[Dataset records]
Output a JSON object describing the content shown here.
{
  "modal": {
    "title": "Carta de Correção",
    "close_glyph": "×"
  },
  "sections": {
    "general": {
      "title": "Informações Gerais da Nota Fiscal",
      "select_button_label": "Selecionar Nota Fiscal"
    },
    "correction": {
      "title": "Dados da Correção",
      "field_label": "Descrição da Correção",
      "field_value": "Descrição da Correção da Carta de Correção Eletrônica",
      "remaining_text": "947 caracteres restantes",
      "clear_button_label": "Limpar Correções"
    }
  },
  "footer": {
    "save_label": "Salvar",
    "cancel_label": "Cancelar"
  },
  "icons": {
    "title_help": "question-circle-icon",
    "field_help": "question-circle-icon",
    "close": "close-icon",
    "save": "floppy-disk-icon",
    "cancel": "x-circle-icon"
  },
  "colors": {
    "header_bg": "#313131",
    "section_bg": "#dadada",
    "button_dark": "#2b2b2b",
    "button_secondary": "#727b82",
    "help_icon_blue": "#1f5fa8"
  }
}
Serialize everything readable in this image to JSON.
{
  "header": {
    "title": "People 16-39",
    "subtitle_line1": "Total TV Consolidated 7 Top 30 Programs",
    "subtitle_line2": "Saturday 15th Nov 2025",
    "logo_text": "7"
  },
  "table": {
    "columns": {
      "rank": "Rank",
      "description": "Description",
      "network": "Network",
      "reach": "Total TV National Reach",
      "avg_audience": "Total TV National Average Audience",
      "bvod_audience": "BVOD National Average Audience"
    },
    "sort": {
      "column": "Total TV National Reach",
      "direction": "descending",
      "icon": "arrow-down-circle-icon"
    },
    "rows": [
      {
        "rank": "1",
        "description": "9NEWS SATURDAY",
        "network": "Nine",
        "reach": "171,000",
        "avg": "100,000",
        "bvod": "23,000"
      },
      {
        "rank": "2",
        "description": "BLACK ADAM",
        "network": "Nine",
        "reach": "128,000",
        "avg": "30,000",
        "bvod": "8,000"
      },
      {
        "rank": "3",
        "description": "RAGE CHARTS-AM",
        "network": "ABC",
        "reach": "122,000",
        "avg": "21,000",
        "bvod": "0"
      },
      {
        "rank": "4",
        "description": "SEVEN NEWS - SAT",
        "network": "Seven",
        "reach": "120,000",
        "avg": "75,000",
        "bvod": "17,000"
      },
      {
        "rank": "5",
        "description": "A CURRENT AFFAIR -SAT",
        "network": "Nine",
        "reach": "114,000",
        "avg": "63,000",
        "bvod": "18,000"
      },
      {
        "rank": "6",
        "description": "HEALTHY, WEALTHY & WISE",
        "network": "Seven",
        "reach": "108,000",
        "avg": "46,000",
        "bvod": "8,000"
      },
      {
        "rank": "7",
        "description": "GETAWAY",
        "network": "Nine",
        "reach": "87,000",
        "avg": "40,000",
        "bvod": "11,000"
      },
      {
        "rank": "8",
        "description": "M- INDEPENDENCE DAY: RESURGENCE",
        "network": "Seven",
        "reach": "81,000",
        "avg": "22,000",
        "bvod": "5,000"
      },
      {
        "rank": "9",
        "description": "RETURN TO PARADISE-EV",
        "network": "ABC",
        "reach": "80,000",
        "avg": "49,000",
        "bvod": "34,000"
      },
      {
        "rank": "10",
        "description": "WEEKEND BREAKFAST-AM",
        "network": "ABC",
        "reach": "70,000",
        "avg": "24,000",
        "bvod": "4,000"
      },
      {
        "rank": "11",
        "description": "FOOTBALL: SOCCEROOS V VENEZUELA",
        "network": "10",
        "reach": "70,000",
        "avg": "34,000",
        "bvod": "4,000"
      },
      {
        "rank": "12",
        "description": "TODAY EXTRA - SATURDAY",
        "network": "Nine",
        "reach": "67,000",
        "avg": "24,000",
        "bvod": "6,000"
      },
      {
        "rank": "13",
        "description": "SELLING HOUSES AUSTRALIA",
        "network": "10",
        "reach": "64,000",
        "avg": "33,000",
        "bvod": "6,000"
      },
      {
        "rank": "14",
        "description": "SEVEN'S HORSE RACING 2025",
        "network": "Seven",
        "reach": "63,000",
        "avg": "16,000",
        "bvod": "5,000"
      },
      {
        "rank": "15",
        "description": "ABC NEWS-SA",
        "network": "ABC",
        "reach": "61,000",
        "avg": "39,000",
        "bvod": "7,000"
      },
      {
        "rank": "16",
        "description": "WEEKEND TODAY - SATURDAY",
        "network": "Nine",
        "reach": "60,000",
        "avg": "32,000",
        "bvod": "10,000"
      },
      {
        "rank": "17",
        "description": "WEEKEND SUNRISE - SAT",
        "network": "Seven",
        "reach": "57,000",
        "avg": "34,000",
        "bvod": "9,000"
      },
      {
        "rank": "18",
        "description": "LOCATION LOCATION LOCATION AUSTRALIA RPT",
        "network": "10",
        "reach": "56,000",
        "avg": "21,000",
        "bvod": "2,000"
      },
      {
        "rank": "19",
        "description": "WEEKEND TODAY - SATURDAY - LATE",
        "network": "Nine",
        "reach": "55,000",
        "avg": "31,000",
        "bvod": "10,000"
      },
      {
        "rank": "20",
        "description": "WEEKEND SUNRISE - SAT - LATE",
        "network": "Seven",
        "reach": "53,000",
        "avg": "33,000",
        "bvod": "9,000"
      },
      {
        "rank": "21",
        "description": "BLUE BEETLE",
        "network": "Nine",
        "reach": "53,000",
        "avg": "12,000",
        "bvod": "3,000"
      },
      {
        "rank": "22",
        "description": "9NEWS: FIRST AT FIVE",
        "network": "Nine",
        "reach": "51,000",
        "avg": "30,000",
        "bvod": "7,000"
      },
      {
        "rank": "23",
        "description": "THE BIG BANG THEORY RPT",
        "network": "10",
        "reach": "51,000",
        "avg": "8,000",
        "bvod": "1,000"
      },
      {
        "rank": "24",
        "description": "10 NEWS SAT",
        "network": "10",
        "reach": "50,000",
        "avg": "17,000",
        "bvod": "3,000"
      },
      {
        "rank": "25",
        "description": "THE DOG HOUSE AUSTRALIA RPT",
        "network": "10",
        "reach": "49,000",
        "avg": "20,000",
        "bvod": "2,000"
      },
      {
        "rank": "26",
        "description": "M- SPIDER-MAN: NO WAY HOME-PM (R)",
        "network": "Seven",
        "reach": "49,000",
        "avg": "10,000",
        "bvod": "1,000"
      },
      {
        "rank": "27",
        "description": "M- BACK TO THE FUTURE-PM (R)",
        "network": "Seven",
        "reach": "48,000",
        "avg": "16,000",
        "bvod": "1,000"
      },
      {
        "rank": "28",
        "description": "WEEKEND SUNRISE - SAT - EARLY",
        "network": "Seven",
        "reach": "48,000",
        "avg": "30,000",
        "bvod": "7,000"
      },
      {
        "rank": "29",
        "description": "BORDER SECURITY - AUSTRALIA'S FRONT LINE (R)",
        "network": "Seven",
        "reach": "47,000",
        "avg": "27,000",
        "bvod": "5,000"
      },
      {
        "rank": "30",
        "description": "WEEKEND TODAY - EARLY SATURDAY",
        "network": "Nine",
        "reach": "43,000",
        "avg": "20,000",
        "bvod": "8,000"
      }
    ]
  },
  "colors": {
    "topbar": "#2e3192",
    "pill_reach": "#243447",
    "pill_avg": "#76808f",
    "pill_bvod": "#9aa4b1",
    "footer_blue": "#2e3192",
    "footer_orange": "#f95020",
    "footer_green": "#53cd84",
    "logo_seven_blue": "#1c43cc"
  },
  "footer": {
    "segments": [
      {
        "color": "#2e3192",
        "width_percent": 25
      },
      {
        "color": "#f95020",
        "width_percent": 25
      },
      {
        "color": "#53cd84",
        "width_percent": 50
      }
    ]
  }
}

# Directive:
All of the material above needs to be retyped word for word.

# Task solution:
Output a JSON object describing the content shown here.
{
  "modal": {
    "title": "Carta de Correção",
    "close_glyph": "×"
  },
  "sections": {
    "general": {
      "title": "Informações Gerais da Nota Fiscal",
      "select_button_label": "Selecionar Nota Fiscal"
    },
    "correction": {
      "title": "Dados da Correção",
      "field_label": "Descrição da Correção",
      "field_value": "Descrição da Correção da Carta de Correção Eletrônica",
      "remaining_text": "947 caracteres restantes",
      "clear_button_label": "Limpar Correções"
    }
  },
  "footer": {
    "save_label": "Salvar",
    "cancel_label": "Cancelar"
  },
  "icons": {
    "title_help": "question-circle-icon",
    "field_help": "question-circle-icon",
    "close": "close-icon",
    "save": "floppy-disk-icon",
    "cancel": "x-circle-icon"
  },
  "colors": {
    "header_bg": "#313131",
    "section_bg": "#dadada",
    "button_dark": "#2b2b2b",
    "button_secondary": "#727b82",
    "help_icon_blue": "#1f5fa8"
  }
}
Serialize everything readable in this image to JSON.
{
  "header": {
    "title": "People 16-39",
    "subtitle_line1": "Total TV Consolidated 7 Top 30 Programs",
    "subtitle_line2": "Saturday 15th Nov 2025",
    "logo_text": "7"
  },
  "table": {
    "columns": {
      "rank": "Rank",
      "description": "Description",
      "network": "Network",
      "reach": "Total TV National Reach",
      "avg_audience": "Total TV National Average Audience",
      "bvod_audience": "BVOD National Average Audience"
    },
    "sort": {
      "column": "Total TV National Reach",
      "direction": "descending",
      "icon": "arrow-down-circle-icon"
    },
    "rows": [
      {
        "rank": "1",
        "description": "9NEWS SATURDAY",
        "network": "Nine",
        "reach": "171,000",
        "avg": "100,000",
        "bvod": "23,000"
      },
      {
        "rank": "2",
        "description": "BLACK ADAM",
        "network": "Nine",
        "reach": "128,000",
        "avg": "30,000",
        "bvod": "8,000"
      },
      {
        "rank": "3",
        "description": "RAGE CHARTS-AM",
        "network": "ABC",
        "reach": "122,000",
        "avg": "21,000",
        "bvod": "0"
      },
      {
        "rank": "4",
        "description": "SEVEN NEWS - SAT",
        "network": "Seven",
        "reach": "120,000",
        "avg": "75,000",
        "bvod": "17,000"
      },
      {
        "rank": "5",
        "description": "A CURRENT AFFAIR -SAT",
        "network": "Nine",
        "reach": "114,000",
        "avg": "63,000",
        "bvod": "18,000"
      },
      {
        "rank": "6",
        "description": "HEALTHY, WEALTHY & WISE",
        "network": "Seven",
        "reach": "108,000",
        "avg": "46,000",
        "bvod": "8,000"
      },
      {
        "rank": "7",
        "description": "GETAWAY",
        "network": "Nine",
        "reach": "87,000",
        "avg": "40,000",
        "bvod": "11,000"
      },
      {
        "rank": "8",
        "description": "M- INDEPENDENCE DAY: RESURGENCE",
        "network": "Seven",
        "reach": "81,000",
        "avg": "22,000",
        "bvod": "5,000"
      },
      {
        "rank": "9",
        "description": "RETURN TO PARADISE-EV",
        "network": "ABC",
        "reach": "80,000",
        "avg": "49,000",
        "bvod": "34,000"
      },
      {
        "rank": "10",
        "description": "WEEKEND BREAKFAST-AM",
        "network": "ABC",
        "reach": "70,000",
        "avg": "24,000",
        "bvod": "4,000"
      },
      {
        "rank": "11",
        "description": "FOOTBALL: SOCCEROOS V VENEZUELA",
        "network": "10",
        "reach": "70,000",
        "avg": "34,000",
        "bvod": "4,000"
      },
      {
        "rank": "12",
        "description": "TODAY EXTRA - SATURDAY",
        "network": "Nine",
        "reach": "67,000",
        "avg": "24,000",
        "bvod": "6,000"
      },
      {
        "rank": "13",
        "description": "SELLING HOUSES AUSTRALIA",
        "network": "10",
        "reach": "64,000",
        "avg": "33,000",
        "bvod": "6,000"
      },
      {
        "rank": "14",
        "description": "SEVEN'S HORSE RACING 2025",
        "network": "Seven",
        "reach": "63,000",
        "avg": "16,000",
        "bvod": "5,000"
      },
      {
        "rank": "15",
        "description": "ABC NEWS-SA",
        "network": "ABC",
        "reach": "61,000",
        "avg": "39,000",
        "bvod": "7,000"
      },
      {
        "rank": "16",
        "description": "WEEKEND TODAY - SATURDAY",
        "network": "Nine",
        "reach": "60,000",
        "avg": "32,000",
        "bvod": "10,000"
      },
      {
        "rank": "17",
        "description": "WEEKEND SUNRISE - SAT",
        "network": "Seven",
        "reach": "57,000",
        "avg": "34,000",
        "bvod": "9,000"
      },
      {
        "rank": "18",
        "description": "LOCATION LOCATION LOCATION AUSTRALIA RPT",
        "network": "10",
        "reach": "56,000",
        "avg": "21,000",
        "bvod": "2,000"
      },
      {
        "rank": "19",
        "description": "WEEKEND TODAY - SATURDAY - LATE",
        "network": "Nine",
        "reach": "55,000",
        "avg": "31,000",
        "bvod": "10,000"
      },
      {
        "rank": "20",
        "description": "WEEKEND SUNRISE - SAT - LATE",
        "network": "Seven",
        "reach": "53,000",
        "avg": "33,000",
        "bvod": "9,000"
      },
      {
        "rank": "21",
        "description": "BLUE BEETLE",
        "network": "Nine",
        "reach": "53,000",
        "avg": "12,000",
        "bvod": "3,000"
      },
      {
        "rank": "22",
        "description": "9NEWS: FIRST AT FIVE",
        "network": "Nine",
        "reach": "51,000",
        "avg": "30,000",
        "bvod": "7,000"
      },
      {
        "rank": "23",
        "description": "THE BIG BANG THEORY RPT",
        "network": "10",
        "reach": "51,000",
        "avg": "8,000",
        "bvod": "1,000"
      },
      {
        "rank": "24",
        "description": "10 NEWS SAT",
        "network": "10",
        "reach": "50,000",
        "avg": "17,000",
        "bvod": "3,000"
      },
      {
        "rank": "25",
        "description": "THE DOG HOUSE AUSTRALIA RPT",
        "network": "10",
        "reach": "49,000",
        "avg": "20,000",
        "bvod": "2,000"
      },
      {
        "rank": "26",
        "description": "M- SPIDER-MAN: NO WAY HOME-PM (R)",
        "network": "Seven",
        "reach": "49,000",
        "avg": "10,000",
        "bvod": "1,000"
      },
      {
        "rank": "27",
        "description": "M- BACK TO THE FUTURE-PM (R)",
        "network": "Seven",
        "reach": "48,000",
        "avg": "16,000",
        "bvod": "1,000"
      },
      {
        "rank": "28",
        "description": "WEEKEND SUNRISE - SAT - EARLY",
        "network": "Seven",
        "reach": "48,000",
        "avg": "30,000",
        "bvod": "7,000"
      },
      {
        "rank": "29",
        "description": "BORDER SECURITY - AUSTRALIA'S FRONT LINE (R)",
        "network": "Seven",
        "reach": "47,000",
        "avg": "27,000",
        "bvod": "5,000"
      },
      {
        "rank": "30",
        "description": "WEEKEND TODAY - EARLY SATURDAY",
        "network": "Nine",
        "reach": "43,000",
        "avg": "20,000",
        "bvod": "8,000"
      }
    ]
  },
  "colors": {
    "topbar": "#2e3192",
    "pill_reach": "#243447",
    "pill_avg": "#76808f",
    "pill_bvod": "#9aa4b1",
    "footer_blue": "#2e3192",
    "footer_orange": "#f95020",
    "footer_green": "#53cd84",
    "logo_seven_blue": "#1c43cc"
  },
  "footer": {
    "segments": [
      {
        "color": "#2e3192",
        "width_percent": 25
      },
      {
        "color": "#f95020",
        "width_percent": 25
      },
      {
        "color": "#53cd84",
        "width_percent": 50
      }
    ]
  }
}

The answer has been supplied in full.